* **Short problem**:
Find each line containing the string "make". Copy it.

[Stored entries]

--

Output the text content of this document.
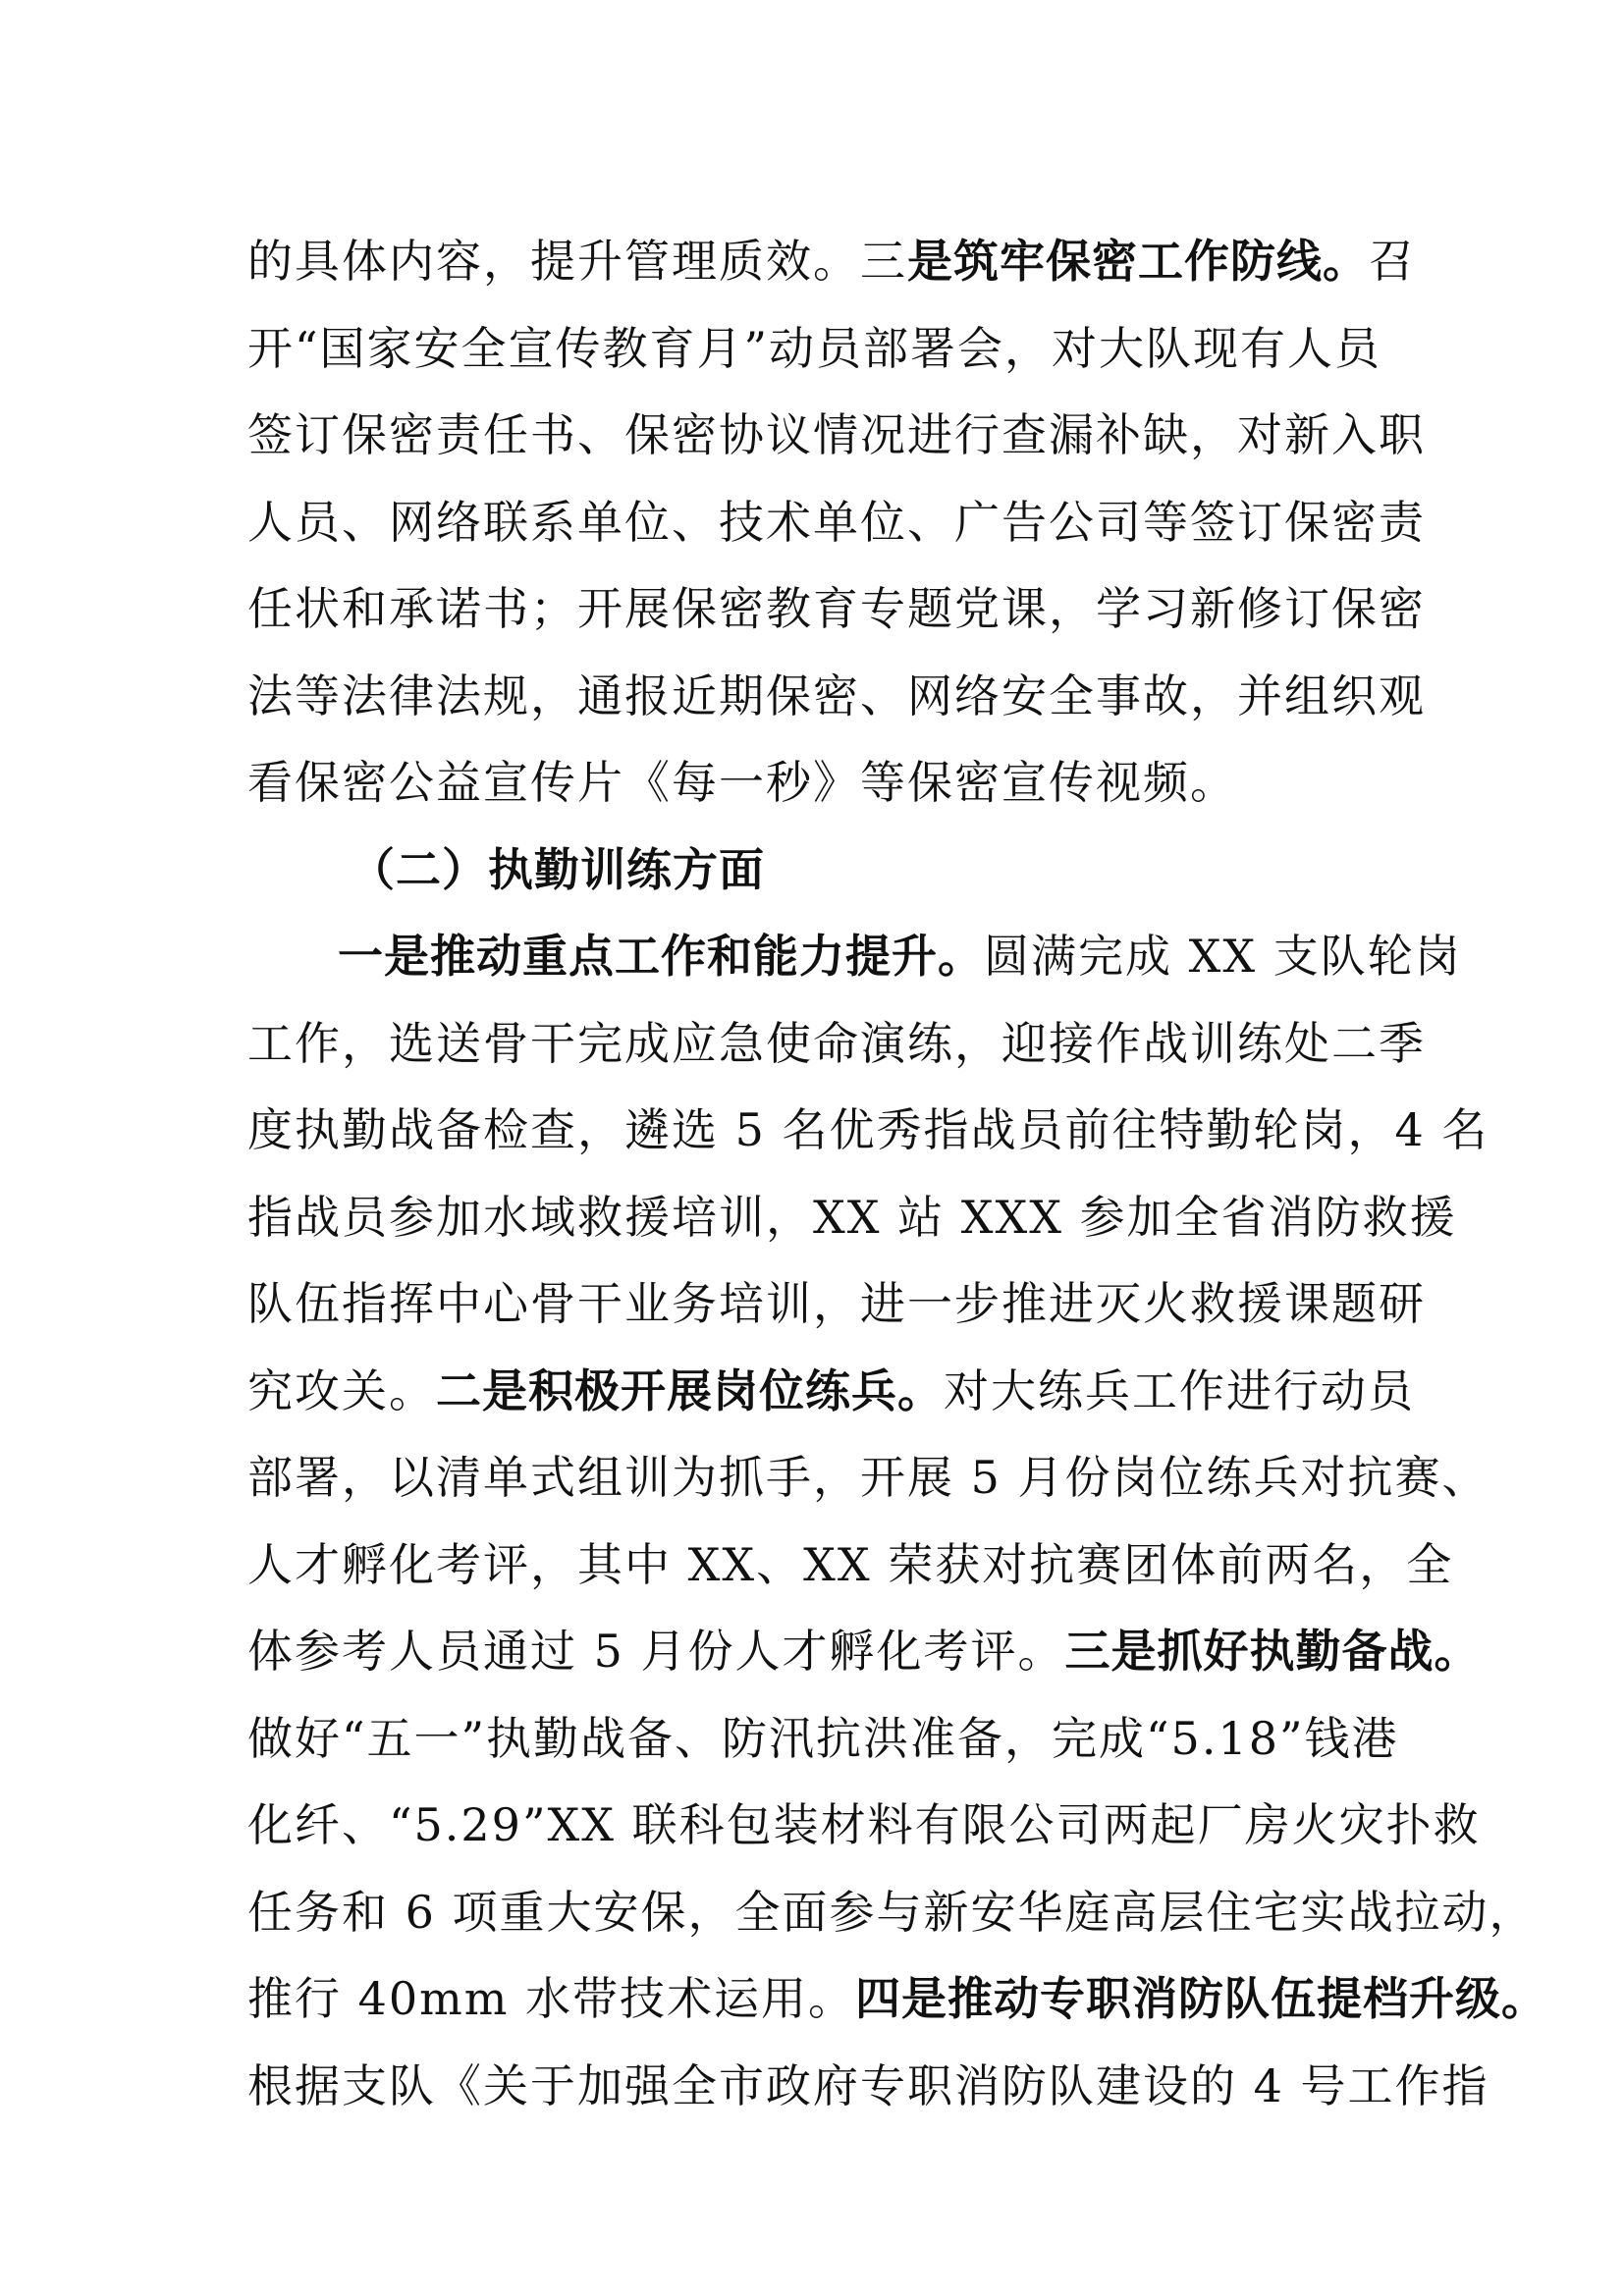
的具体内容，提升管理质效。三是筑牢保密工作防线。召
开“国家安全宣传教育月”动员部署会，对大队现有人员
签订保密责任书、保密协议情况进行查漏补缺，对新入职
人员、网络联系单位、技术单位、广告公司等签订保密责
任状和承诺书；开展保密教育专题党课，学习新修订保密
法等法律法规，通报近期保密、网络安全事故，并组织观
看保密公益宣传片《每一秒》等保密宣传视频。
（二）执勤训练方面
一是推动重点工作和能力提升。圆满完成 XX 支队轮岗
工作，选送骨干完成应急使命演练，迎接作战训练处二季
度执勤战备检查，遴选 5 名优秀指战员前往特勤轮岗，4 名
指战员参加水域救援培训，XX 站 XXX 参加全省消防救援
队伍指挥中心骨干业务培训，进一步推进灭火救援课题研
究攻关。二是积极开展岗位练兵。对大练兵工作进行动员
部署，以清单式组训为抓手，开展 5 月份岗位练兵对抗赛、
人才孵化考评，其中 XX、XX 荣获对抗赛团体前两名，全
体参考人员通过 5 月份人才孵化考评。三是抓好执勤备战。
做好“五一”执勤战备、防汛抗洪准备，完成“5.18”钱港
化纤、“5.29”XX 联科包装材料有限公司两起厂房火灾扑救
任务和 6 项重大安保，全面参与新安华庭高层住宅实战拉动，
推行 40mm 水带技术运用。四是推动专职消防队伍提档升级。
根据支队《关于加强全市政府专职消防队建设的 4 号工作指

--

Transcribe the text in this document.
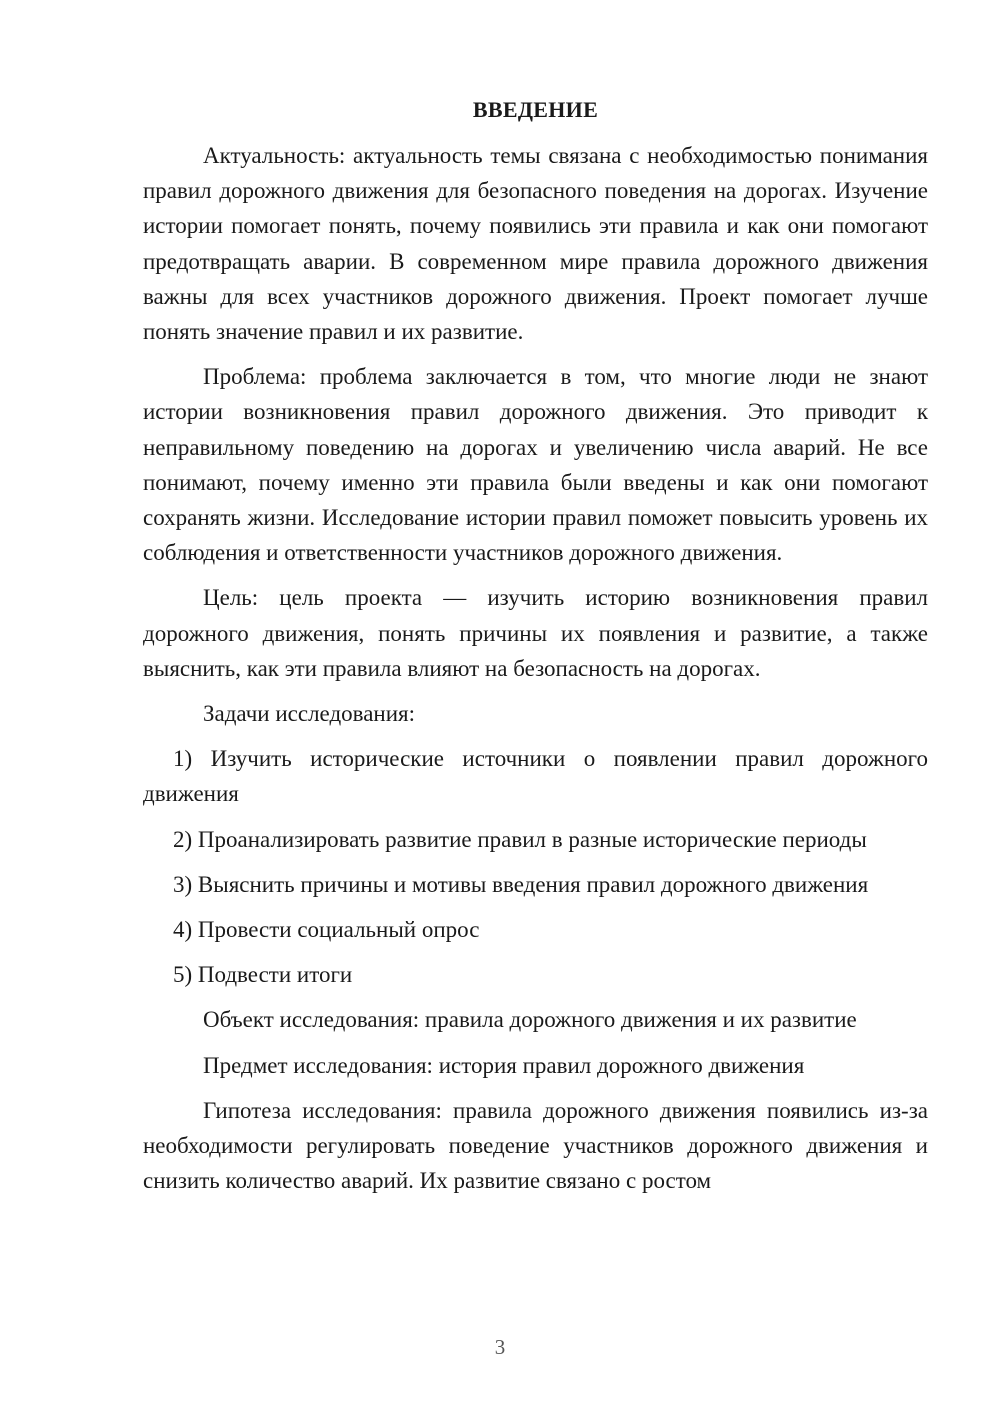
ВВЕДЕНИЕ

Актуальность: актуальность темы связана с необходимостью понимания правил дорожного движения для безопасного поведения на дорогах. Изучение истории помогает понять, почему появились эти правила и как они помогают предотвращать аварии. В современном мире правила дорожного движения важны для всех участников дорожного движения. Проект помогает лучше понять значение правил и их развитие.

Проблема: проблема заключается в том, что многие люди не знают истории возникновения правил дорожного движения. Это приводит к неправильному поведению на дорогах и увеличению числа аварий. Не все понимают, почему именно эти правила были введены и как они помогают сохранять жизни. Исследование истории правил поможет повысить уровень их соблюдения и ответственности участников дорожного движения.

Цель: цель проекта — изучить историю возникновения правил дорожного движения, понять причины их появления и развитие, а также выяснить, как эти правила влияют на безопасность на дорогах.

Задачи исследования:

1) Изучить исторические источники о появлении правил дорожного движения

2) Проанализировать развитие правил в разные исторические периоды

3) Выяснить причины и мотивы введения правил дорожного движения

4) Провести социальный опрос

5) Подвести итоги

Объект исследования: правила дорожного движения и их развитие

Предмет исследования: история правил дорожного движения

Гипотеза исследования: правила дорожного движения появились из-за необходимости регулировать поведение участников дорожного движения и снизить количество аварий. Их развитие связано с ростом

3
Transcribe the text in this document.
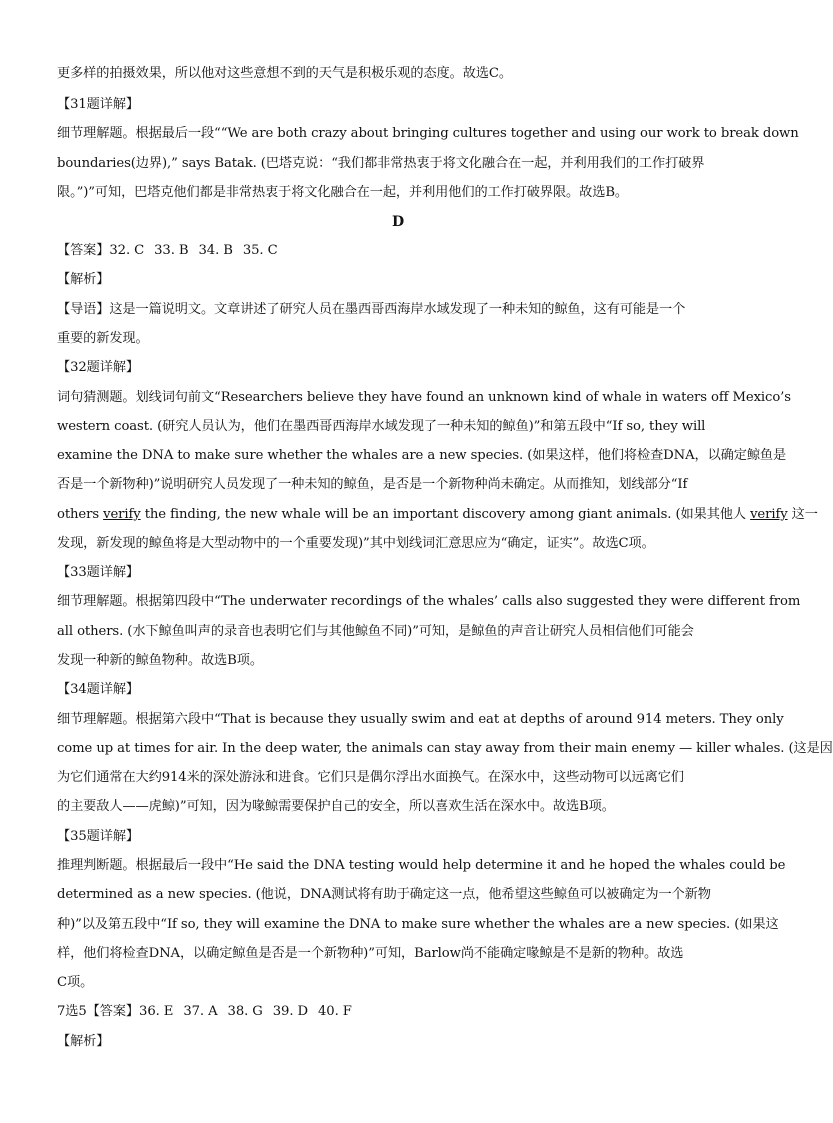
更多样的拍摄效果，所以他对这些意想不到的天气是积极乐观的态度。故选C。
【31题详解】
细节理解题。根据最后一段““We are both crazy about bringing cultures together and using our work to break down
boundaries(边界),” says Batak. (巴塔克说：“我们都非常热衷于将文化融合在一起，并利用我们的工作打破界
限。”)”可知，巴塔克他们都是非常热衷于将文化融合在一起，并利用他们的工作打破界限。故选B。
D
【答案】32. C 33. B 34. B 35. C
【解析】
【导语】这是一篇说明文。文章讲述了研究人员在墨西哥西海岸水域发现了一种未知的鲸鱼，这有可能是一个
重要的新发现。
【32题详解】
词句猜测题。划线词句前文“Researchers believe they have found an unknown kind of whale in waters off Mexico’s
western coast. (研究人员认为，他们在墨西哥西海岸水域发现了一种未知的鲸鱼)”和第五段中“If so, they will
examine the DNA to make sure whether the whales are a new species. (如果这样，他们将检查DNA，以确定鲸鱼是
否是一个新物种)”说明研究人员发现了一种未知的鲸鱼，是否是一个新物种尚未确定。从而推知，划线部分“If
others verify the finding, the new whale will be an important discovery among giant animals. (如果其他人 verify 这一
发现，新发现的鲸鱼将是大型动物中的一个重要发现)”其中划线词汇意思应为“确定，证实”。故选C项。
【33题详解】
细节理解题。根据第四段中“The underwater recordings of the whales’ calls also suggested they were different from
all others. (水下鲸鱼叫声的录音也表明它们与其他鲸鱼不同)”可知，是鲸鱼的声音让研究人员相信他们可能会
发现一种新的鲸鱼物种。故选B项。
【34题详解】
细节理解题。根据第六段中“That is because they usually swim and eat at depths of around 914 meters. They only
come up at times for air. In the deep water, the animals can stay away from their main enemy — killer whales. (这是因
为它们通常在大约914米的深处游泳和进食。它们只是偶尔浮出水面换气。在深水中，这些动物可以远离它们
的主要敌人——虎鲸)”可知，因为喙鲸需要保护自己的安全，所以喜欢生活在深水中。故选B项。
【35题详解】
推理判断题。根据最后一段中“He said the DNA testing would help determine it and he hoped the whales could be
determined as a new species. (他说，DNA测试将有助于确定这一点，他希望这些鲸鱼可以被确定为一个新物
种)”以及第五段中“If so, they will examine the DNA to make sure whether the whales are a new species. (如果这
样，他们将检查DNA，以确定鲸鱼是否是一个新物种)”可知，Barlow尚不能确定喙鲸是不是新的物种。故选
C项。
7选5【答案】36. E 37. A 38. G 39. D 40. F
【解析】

--

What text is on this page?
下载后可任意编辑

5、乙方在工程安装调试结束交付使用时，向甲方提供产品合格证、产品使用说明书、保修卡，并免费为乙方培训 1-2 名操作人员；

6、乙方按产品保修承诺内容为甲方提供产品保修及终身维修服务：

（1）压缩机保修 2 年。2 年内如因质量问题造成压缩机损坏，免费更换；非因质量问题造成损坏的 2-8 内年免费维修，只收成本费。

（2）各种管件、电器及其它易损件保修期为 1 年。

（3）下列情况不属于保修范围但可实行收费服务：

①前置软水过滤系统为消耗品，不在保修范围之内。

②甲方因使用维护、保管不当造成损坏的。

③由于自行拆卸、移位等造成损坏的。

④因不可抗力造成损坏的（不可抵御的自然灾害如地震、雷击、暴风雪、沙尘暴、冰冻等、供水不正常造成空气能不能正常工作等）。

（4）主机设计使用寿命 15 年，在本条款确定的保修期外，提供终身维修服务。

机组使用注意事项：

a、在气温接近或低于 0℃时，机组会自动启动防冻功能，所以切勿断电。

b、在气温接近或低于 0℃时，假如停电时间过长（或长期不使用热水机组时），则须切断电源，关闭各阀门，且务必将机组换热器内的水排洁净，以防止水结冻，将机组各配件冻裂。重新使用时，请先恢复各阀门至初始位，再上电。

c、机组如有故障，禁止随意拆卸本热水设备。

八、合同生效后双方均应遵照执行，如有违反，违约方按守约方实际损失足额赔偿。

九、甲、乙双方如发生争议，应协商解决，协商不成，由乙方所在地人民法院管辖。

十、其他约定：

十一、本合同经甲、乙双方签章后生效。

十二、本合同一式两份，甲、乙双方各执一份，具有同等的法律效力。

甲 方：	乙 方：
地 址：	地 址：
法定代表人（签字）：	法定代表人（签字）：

--

* **Exercise solution**:
examine the DNA to make sure whether the whales are a new species. (如果这样，他们将检查DNA，以确定鲸鱼是
种)”以及第五段中“If so, they will examine the DNA to make sure whether the whales are a new species. (如果这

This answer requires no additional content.